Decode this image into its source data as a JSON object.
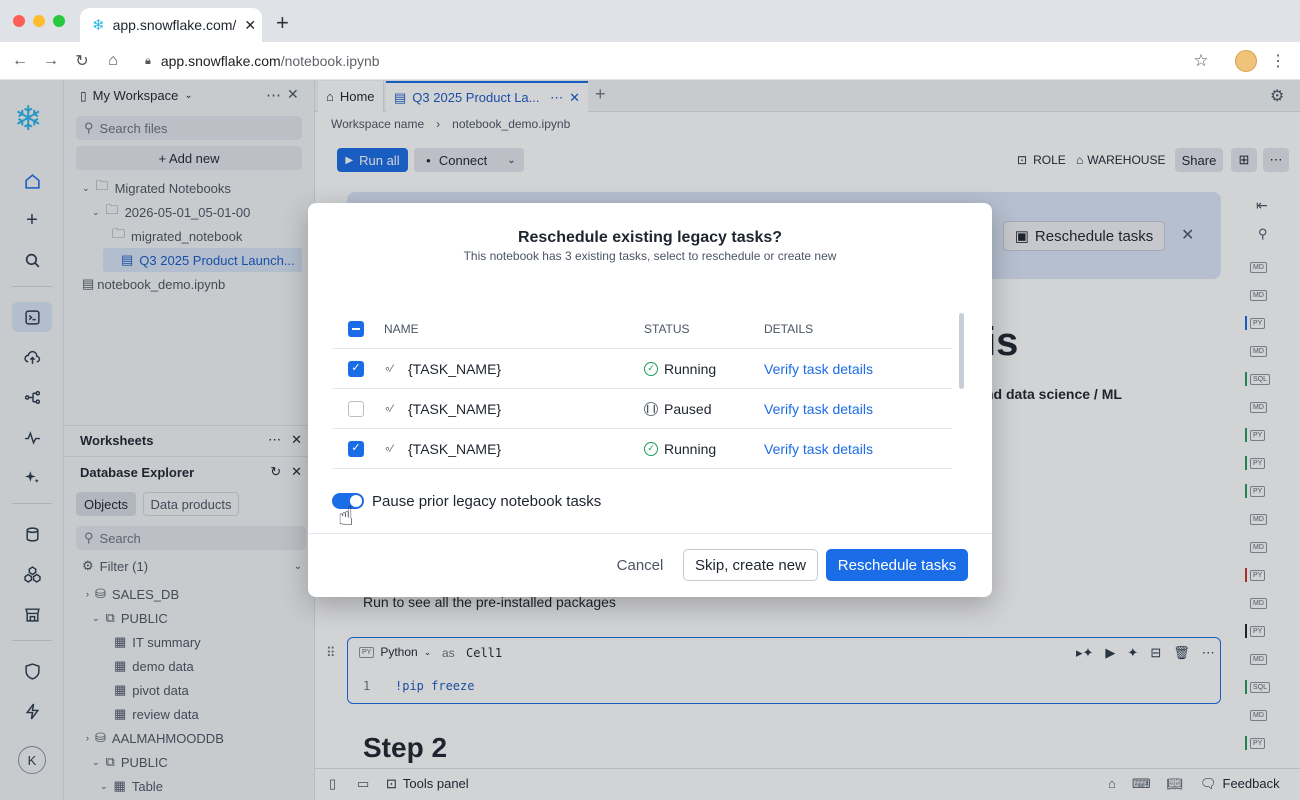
{
  "browser": {
    "tab_title": "app.snowflake.com/",
    "url_host": "app.snowflake.com",
    "url_path": "/notebook.ipynb"
  },
  "files_panel": {
    "workspace": "My Workspace",
    "search_placeholder": "Search files",
    "add_new": "+ Add new",
    "tree": [
      "Migrated Notebooks",
      "2026-05-01_05-01-00",
      "migrated_notebook",
      "Q3 2025 Product Launch...",
      "notebook_demo.ipynb"
    ],
    "worksheets": "Worksheets",
    "db_explorer": "Database Explorer",
    "objects_tab": "Objects",
    "data_products_tab": "Data products",
    "search2": "Search",
    "filter": "Filter (1)",
    "db_tree": [
      "SALES_DB",
      "PUBLIC",
      "IT summary",
      "demo data",
      "pivot data",
      "review data",
      "AALMAHMOODDB",
      "PUBLIC",
      "Table"
    ]
  },
  "main": {
    "home_tab": "Home",
    "nb_tab": "Q3 2025 Product La...",
    "breadcrumb_ws": "Workspace name",
    "breadcrumb_file": "notebook_demo.ipynb",
    "run_all": "Run all",
    "connect": "Connect",
    "role": "ROLE",
    "warehouse": "WAREHOUSE",
    "share": "Share",
    "banner_button": "Reschedule tasks",
    "heading_frag": "is",
    "sub_frag": "nd data science / ML",
    "run_text": "Run to see all the pre-installed packages",
    "cell_lang": "Python",
    "cell_as": "as",
    "cell_name": "Cell1",
    "line_no": "1",
    "code": "!pip freeze",
    "step2": "Step 2",
    "tools_panel": "Tools panel",
    "feedback": "Feedback"
  },
  "modal": {
    "title": "Reschedule existing legacy tasks?",
    "subtitle": "This notebook has 3 existing tasks, select to reschedule or create new",
    "col_name": "NAME",
    "col_status": "STATUS",
    "col_details": "DETAILS",
    "rows": [
      {
        "name": "{TASK_NAME}",
        "status": "Running",
        "details": "Verify task details",
        "checked": true
      },
      {
        "name": "{TASK_NAME}",
        "status": "Paused",
        "details": "Verify task details",
        "checked": false
      },
      {
        "name": "{TASK_NAME}",
        "status": "Running",
        "details": "Verify task details",
        "checked": true
      }
    ],
    "toggle_label": "Pause prior legacy notebook tasks",
    "toggle_on": true,
    "cancel": "Cancel",
    "skip": "Skip, create new",
    "reschedule": "Reschedule tasks"
  },
  "right_strip": [
    "MD",
    "MD",
    "PY",
    "MD",
    "SQL",
    "MD",
    "PY",
    "PY",
    "PY",
    "MD",
    "MD",
    "PY",
    "MD",
    "PY",
    "MD",
    "SQL",
    "MD",
    "PY"
  ],
  "avatar_letter": "K",
  "colors": {
    "accent": "#1a6ce7",
    "brand": "#29b5e8",
    "running": "#1e9e5a"
  }
}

+ + + + + + +

YOUR OBJECTIVE: Repeat each entry exactly. Pictures do not belong in the copy.

TASK SOLUTION:
Decode this image into its source data as a JSON object.
{
  "browser": {
    "tab_title": "app.snowflake.com/",
    "url_host": "app.snowflake.com",
    "url_path": "/notebook.ipynb"
  },
  "files_panel": {
    "workspace": "My Workspace",
    "search_placeholder": "Search files",
    "add_new": "+ Add new",
    "tree": [
      "Migrated Notebooks",
      "2026-05-01_05-01-00",
      "migrated_notebook",
      "Q3 2025 Product Launch...",
      "notebook_demo.ipynb"
    ],
    "worksheets": "Worksheets",
    "db_explorer": "Database Explorer",
    "objects_tab": "Objects",
    "data_products_tab": "Data products",
    "search2": "Search",
    "filter": "Filter (1)",
    "db_tree": [
      "SALES_DB",
      "PUBLIC",
      "IT summary",
      "demo data",
      "pivot data",
      "review data",
      "AALMAHMOODDB",
      "PUBLIC",
      "Table"
    ]
  },
  "main": {
    "home_tab": "Home",
    "nb_tab": "Q3 2025 Product La...",
    "breadcrumb_ws": "Workspace name",
    "breadcrumb_file": "notebook_demo.ipynb",
    "run_all": "Run all",
    "connect": "Connect",
    "role": "ROLE",
    "warehouse": "WAREHOUSE",
    "share": "Share",
    "banner_button": "Reschedule tasks",
    "heading_frag": "is",
    "sub_frag": "nd data science / ML",
    "run_text": "Run to see all the pre-installed packages",
    "cell_lang": "Python",
    "cell_as": "as",
    "cell_name": "Cell1",
    "line_no": "1",
    "code": "!pip freeze",
    "step2": "Step 2",
    "tools_panel": "Tools panel",
    "feedback": "Feedback"
  },
  "modal": {
    "title": "Reschedule existing legacy tasks?",
    "subtitle": "This notebook has 3 existing tasks, select to reschedule or create new",
    "col_name": "NAME",
    "col_status": "STATUS",
    "col_details": "DETAILS",
    "rows": [
      {
        "name": "{TASK_NAME}",
        "status": "Running",
        "details": "Verify task details",
        "checked": true
      },
      {
        "name": "{TASK_NAME}",
        "status": "Paused",
        "details": "Verify task details",
        "checked": false
      },
      {
        "name": "{TASK_NAME}",
        "status": "Running",
        "details": "Verify task details",
        "checked": true
      }
    ],
    "toggle_label": "Pause prior legacy notebook tasks",
    "toggle_on": true,
    "cancel": "Cancel",
    "skip": "Skip, create new",
    "reschedule": "Reschedule tasks"
  },
  "right_strip": [
    "MD",
    "MD",
    "PY",
    "MD",
    "SQL",
    "MD",
    "PY",
    "PY",
    "PY",
    "MD",
    "MD",
    "PY",
    "MD",
    "PY",
    "MD",
    "SQL",
    "MD",
    "PY"
  ],
  "avatar_letter": "K",
  "colors": {
    "accent": "#1a6ce7",
    "brand": "#29b5e8",
    "running": "#1e9e5a"
  }
}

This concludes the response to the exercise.